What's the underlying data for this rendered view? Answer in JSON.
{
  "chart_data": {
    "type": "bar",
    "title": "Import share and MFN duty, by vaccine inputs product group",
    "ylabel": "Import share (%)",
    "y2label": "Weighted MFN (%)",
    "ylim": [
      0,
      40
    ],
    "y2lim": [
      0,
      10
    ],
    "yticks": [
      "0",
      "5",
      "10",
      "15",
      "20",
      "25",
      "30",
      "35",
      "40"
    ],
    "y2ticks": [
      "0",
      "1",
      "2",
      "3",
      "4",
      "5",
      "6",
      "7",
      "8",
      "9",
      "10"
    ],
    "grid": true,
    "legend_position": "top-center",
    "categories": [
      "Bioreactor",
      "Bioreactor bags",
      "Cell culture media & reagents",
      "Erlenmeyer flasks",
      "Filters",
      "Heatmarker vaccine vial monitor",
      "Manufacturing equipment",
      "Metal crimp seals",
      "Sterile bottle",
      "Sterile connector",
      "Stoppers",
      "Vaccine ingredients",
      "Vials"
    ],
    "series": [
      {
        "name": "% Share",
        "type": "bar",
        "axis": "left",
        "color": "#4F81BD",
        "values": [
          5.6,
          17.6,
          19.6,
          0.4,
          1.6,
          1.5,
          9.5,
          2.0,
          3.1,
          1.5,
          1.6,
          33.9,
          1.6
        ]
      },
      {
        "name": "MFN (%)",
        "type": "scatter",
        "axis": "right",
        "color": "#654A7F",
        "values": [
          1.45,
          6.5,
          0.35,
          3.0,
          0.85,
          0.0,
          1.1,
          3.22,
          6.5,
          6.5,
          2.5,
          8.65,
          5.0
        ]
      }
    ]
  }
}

..........

◆ **Task description**
How many of the lines above hold "Import"? Answer with only the number.

◆ **Task solution**
2